RECORDS FOR THIS TASK:
## BEGIN

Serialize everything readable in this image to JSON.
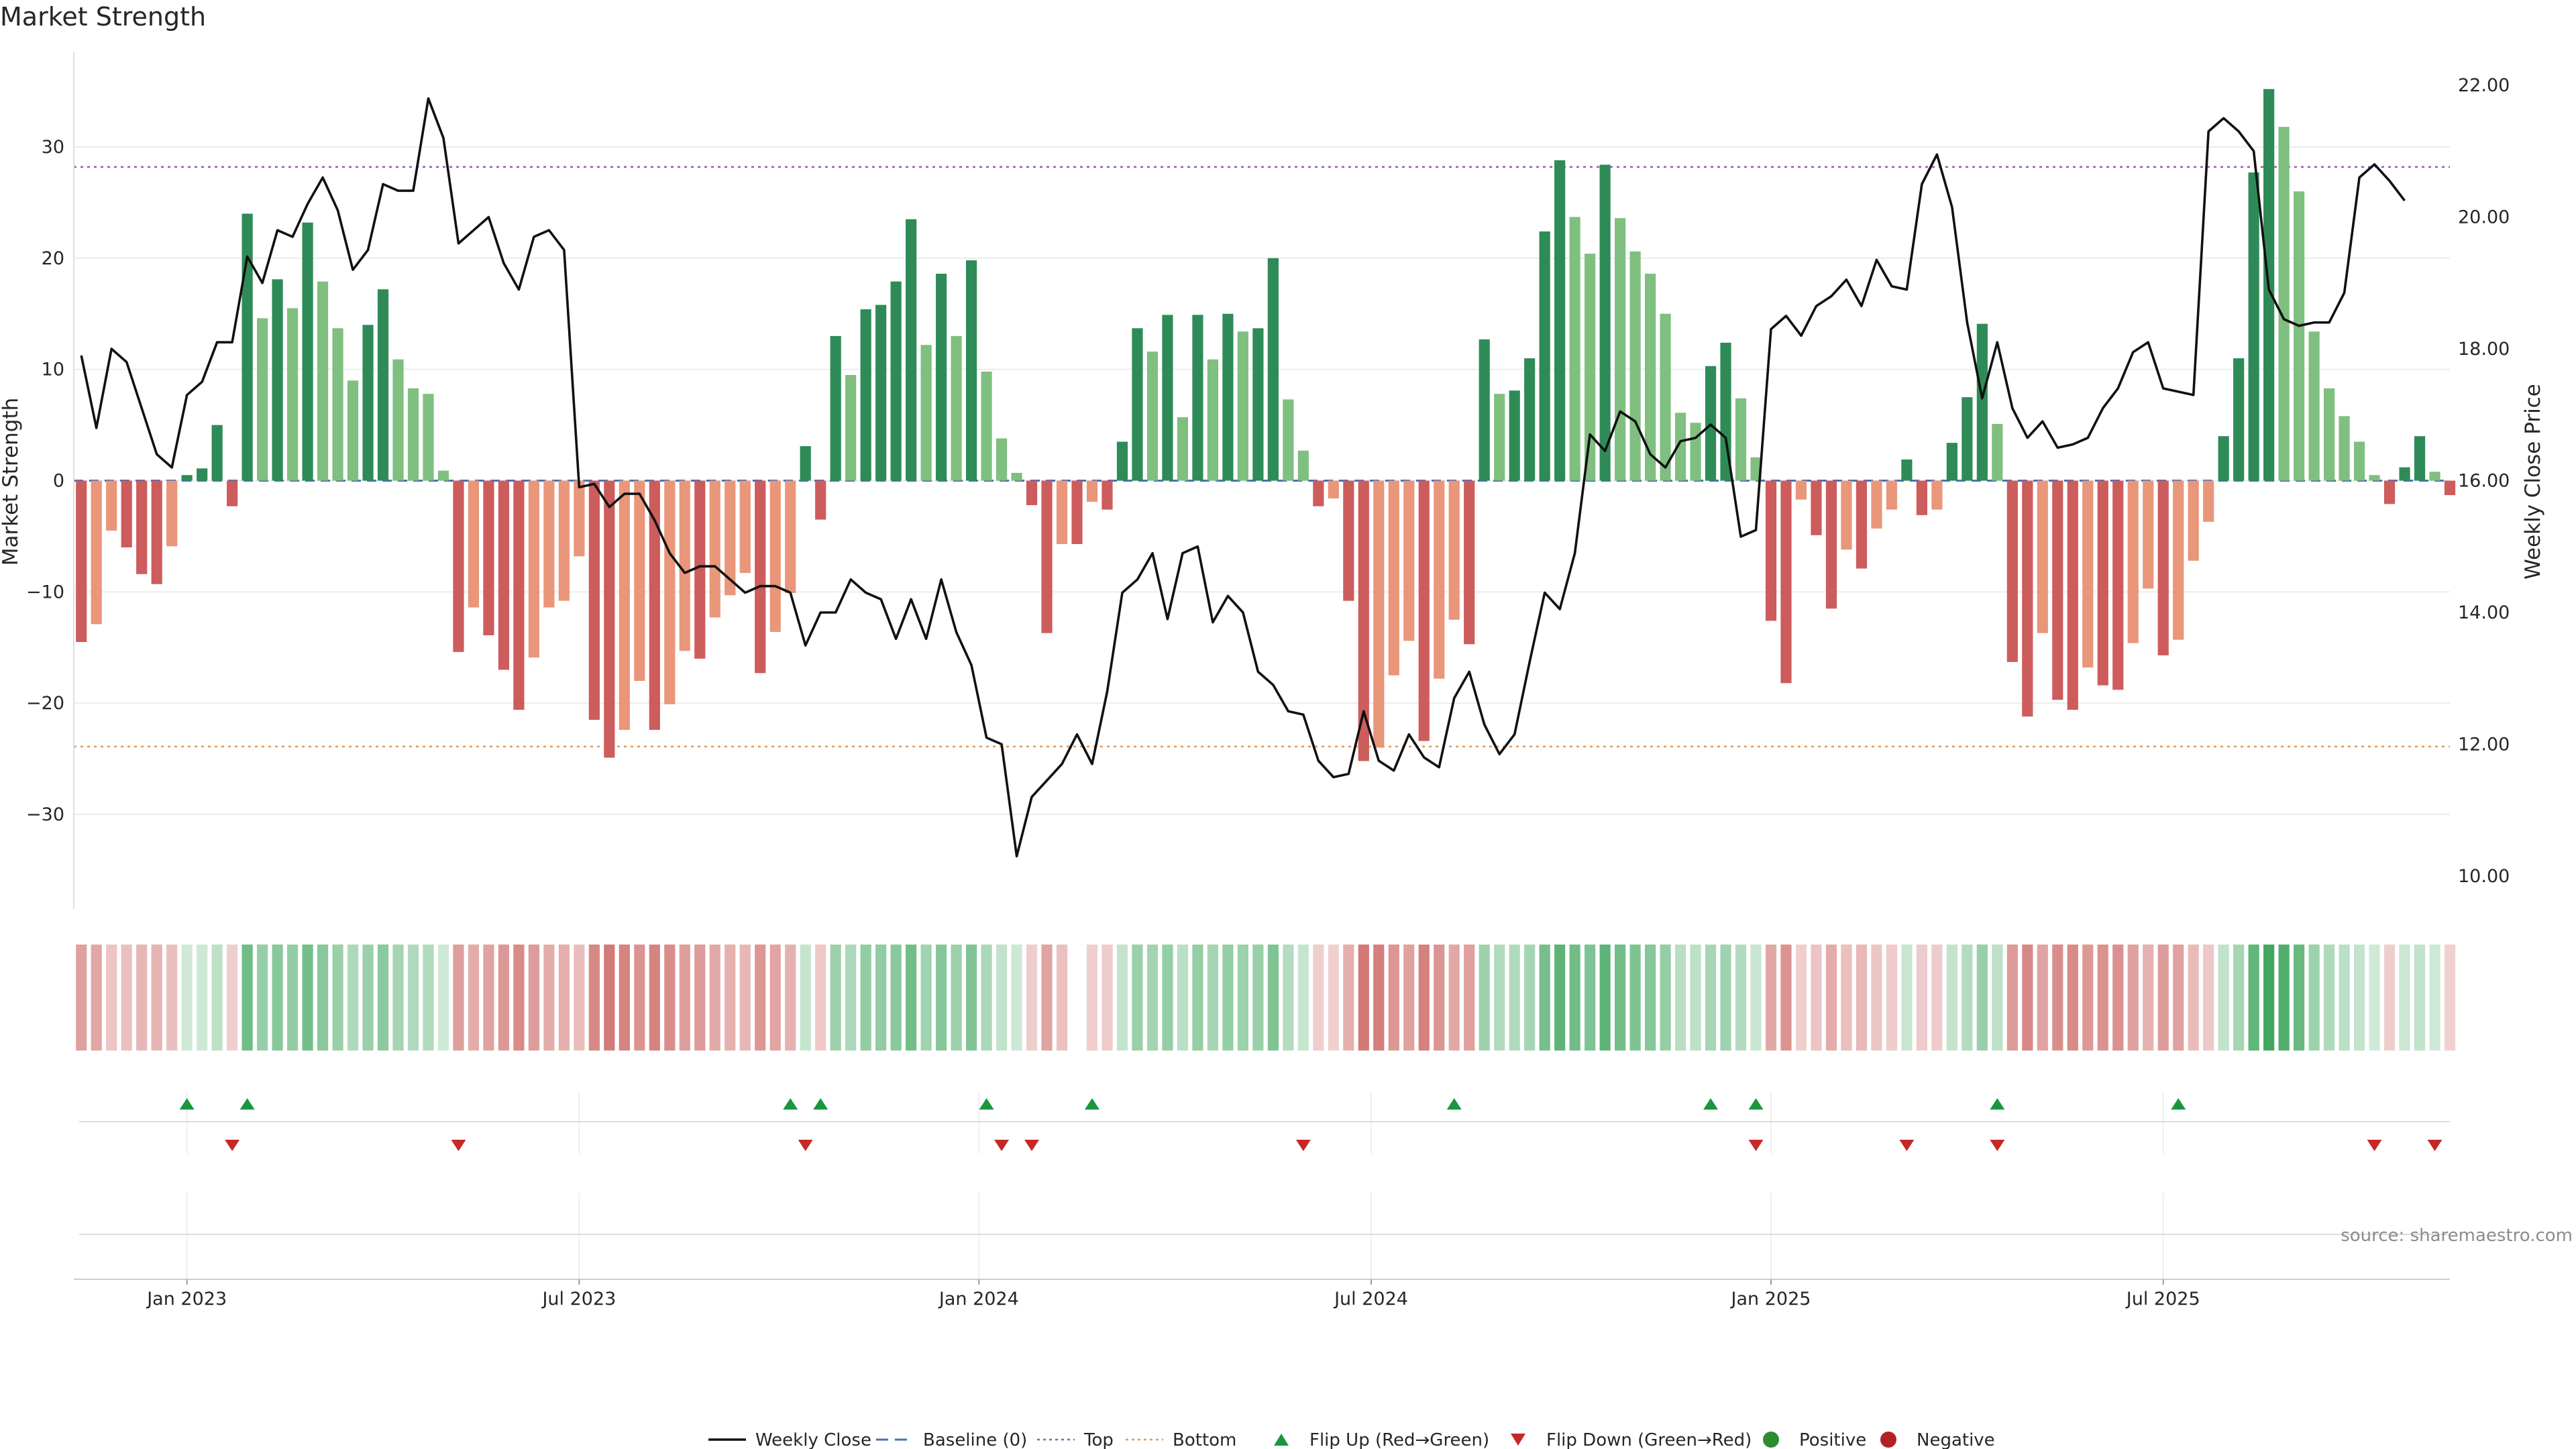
{
  "chart_data": {
    "type": "bar",
    "title": "Market Strength",
    "ylabel_left": "Market Strength",
    "ylabel_right": "Weekly Close Price",
    "source": "source: sharemaestro.com",
    "ylim_left": [
      -38.5,
      38.5
    ],
    "ylim_right": [
      9.5,
      22.5
    ],
    "yticks_left": [
      {
        "v": 30,
        "label": "30"
      },
      {
        "v": 20,
        "label": "20"
      },
      {
        "v": 10,
        "label": "10"
      },
      {
        "v": 0,
        "label": "0"
      },
      {
        "v": -10,
        "label": "−10"
      },
      {
        "v": -20,
        "label": "−20"
      },
      {
        "v": -30,
        "label": "−30"
      }
    ],
    "yticks_right": [
      {
        "v": 22,
        "label": "22.00"
      },
      {
        "v": 20,
        "label": "20.00"
      },
      {
        "v": 18,
        "label": "18.00"
      },
      {
        "v": 16,
        "label": "16.00"
      },
      {
        "v": 14,
        "label": "14.00"
      },
      {
        "v": 12,
        "label": "12.00"
      },
      {
        "v": 10,
        "label": "10.00"
      }
    ],
    "xticks": [
      {
        "week": 7,
        "label": "Jan 2023"
      },
      {
        "week": 33,
        "label": "Jul 2023"
      },
      {
        "week": 59.5,
        "label": "Jan 2024"
      },
      {
        "week": 85.5,
        "label": "Jul 2024"
      },
      {
        "week": 112,
        "label": "Jan 2025"
      },
      {
        "week": 138,
        "label": "Jul 2025"
      }
    ],
    "reference_lines": {
      "baseline": 0,
      "top": 28.2,
      "bottom": -23.9
    },
    "week_range": [
      -0.5,
      157
    ],
    "series": [
      {
        "name": "Weekly Close",
        "kind": "line",
        "values": [
          17.9,
          16.8,
          18.0,
          17.8,
          17.1,
          16.4,
          16.2,
          17.3,
          17.5,
          18.1,
          18.1,
          19.4,
          19.0,
          19.8,
          19.7,
          20.2,
          20.6,
          20.1,
          19.2,
          19.5,
          20.5,
          20.4,
          20.4,
          21.8,
          21.2,
          19.6,
          19.8,
          20.0,
          19.3,
          18.9,
          19.7,
          19.8,
          19.5,
          15.9,
          15.95,
          15.6,
          15.8,
          15.8,
          15.4,
          14.9,
          14.6,
          14.7,
          14.7,
          14.5,
          14.3,
          14.4,
          14.4,
          14.3,
          13.5,
          14.0,
          14.0,
          14.5,
          14.3,
          14.2,
          13.6,
          14.2,
          13.6,
          14.5,
          13.7,
          13.2,
          12.1,
          12.0,
          10.3,
          11.2,
          11.45,
          11.7,
          12.15,
          11.7,
          12.8,
          14.3,
          14.5,
          14.9,
          13.9,
          14.9,
          15.0,
          13.85,
          14.25,
          14.0,
          13.1,
          12.9,
          12.5,
          12.45,
          11.75,
          11.5,
          11.55,
          12.5,
          11.75,
          11.6,
          12.15,
          11.8,
          11.65,
          12.7,
          13.1,
          12.3,
          11.85,
          12.15,
          13.25,
          14.3,
          14.05,
          14.9,
          16.7,
          16.45,
          17.05,
          16.9,
          16.4,
          16.2,
          16.6,
          16.65,
          16.85,
          16.65,
          15.15,
          15.25,
          18.3,
          18.5,
          18.2,
          18.65,
          18.8,
          19.05,
          18.65,
          19.35,
          18.95,
          18.9,
          20.5,
          20.95,
          20.15,
          18.4,
          17.25,
          18.1,
          17.1,
          16.65,
          16.9,
          16.5,
          16.55,
          16.65,
          17.1,
          17.4,
          17.95,
          18.1,
          17.4,
          17.35,
          17.3,
          21.3,
          21.5,
          21.3,
          21.0,
          18.9,
          18.45,
          18.35,
          18.4,
          18.4,
          18.85,
          20.6,
          20.8,
          20.55,
          20.25
        ]
      },
      {
        "name": "Market Strength",
        "kind": "bar",
        "values": [
          -14.5,
          -12.9,
          -4.5,
          -6.0,
          -8.4,
          -9.3,
          -5.9,
          0.5,
          1.1,
          5.0,
          -2.3,
          24.0,
          14.6,
          18.1,
          15.5,
          23.2,
          17.9,
          13.7,
          9.0,
          14.0,
          17.2,
          10.9,
          8.3,
          7.8,
          0.9,
          -15.4,
          -11.4,
          -13.9,
          -17.0,
          -20.6,
          -15.9,
          -11.4,
          -10.8,
          -6.8,
          -21.5,
          -24.9,
          -22.4,
          -18.0,
          -22.4,
          -20.1,
          -15.3,
          -16.0,
          -12.3,
          -10.3,
          -8.3,
          -17.3,
          -13.6,
          -10.1,
          3.1,
          -3.5,
          13.0,
          9.5,
          15.4,
          15.8,
          17.9,
          23.5,
          12.2,
          18.6,
          13.0,
          19.8,
          9.8,
          3.8,
          0.7,
          -2.2,
          -13.7,
          -5.7,
          -5.7,
          -1.9,
          -2.6,
          3.5,
          13.7,
          11.6,
          14.9,
          5.7,
          14.9,
          10.9,
          15.0,
          13.4,
          13.7,
          20.0,
          7.3,
          2.7,
          -2.3,
          -1.6,
          -10.8,
          -25.2,
          -24.0,
          -17.5,
          -14.4,
          -23.4,
          -17.8,
          -12.5,
          -14.7,
          12.7,
          7.8,
          8.1,
          11.0,
          22.4,
          28.8,
          23.7,
          20.4,
          28.4,
          23.6,
          20.6,
          18.6,
          15.0,
          6.1,
          5.2,
          10.3,
          12.4,
          7.4,
          2.1,
          -12.6,
          -18.2,
          -1.7,
          -4.9,
          -11.5,
          -6.2,
          -7.9,
          -4.3,
          -2.6,
          1.9,
          -3.1,
          -2.6,
          3.4,
          7.5,
          14.1,
          5.1,
          -16.3,
          -21.2,
          -13.7,
          -19.7,
          -20.6,
          -16.8,
          -18.4,
          -18.8,
          -14.6,
          -9.7,
          -15.7,
          -14.3,
          -7.2,
          -3.7,
          4.0,
          11.0,
          27.7,
          35.2,
          31.8,
          26.0,
          13.4,
          8.3,
          5.8,
          3.5,
          0.5,
          -2.1,
          1.2,
          4.0,
          0.8,
          -1.3
        ]
      },
      {
        "name": "Baseline (0)",
        "kind": "line",
        "value": 0
      },
      {
        "name": "Top",
        "kind": "line",
        "value": 28.2
      },
      {
        "name": "Bottom",
        "kind": "line",
        "value": -23.9
      }
    ],
    "color_strip": {
      "missing_week": 66
    },
    "flip_up_weeks": [
      7,
      11,
      47,
      49,
      60,
      67,
      91,
      108,
      111,
      127,
      139
    ],
    "flip_down_weeks": [
      10,
      25,
      48,
      61,
      63,
      81,
      111,
      121,
      127,
      152,
      156
    ],
    "legend": [
      {
        "label": "Weekly Close",
        "marker": "line-black"
      },
      {
        "label": "Baseline (0)",
        "marker": "dash-blue"
      },
      {
        "label": "Top",
        "marker": "dot-purple"
      },
      {
        "label": "Bottom",
        "marker": "dot-orange"
      },
      {
        "label": "Flip Up (Red→Green)",
        "marker": "triangle-up-green"
      },
      {
        "label": "Flip Down (Green→Red)",
        "marker": "triangle-down-red"
      },
      {
        "label": "Positive",
        "marker": "circle-green"
      },
      {
        "label": "Negative",
        "marker": "circle-red"
      }
    ],
    "legend_position": "bottom",
    "grid": "horizontal"
  }
}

## END

EXERCISE GOAL: Copy all lines from the entries that contain the word "marker".

EXPECTED ANSWER:
        "marker": "line-black"
        "marker": "dash-blue"
        "marker": "dot-purple"
        "marker": "dot-orange"
        "marker": "triangle-up-green"
        "marker": "triangle-down-red"
        "marker": "circle-green"
        "marker": "circle-red"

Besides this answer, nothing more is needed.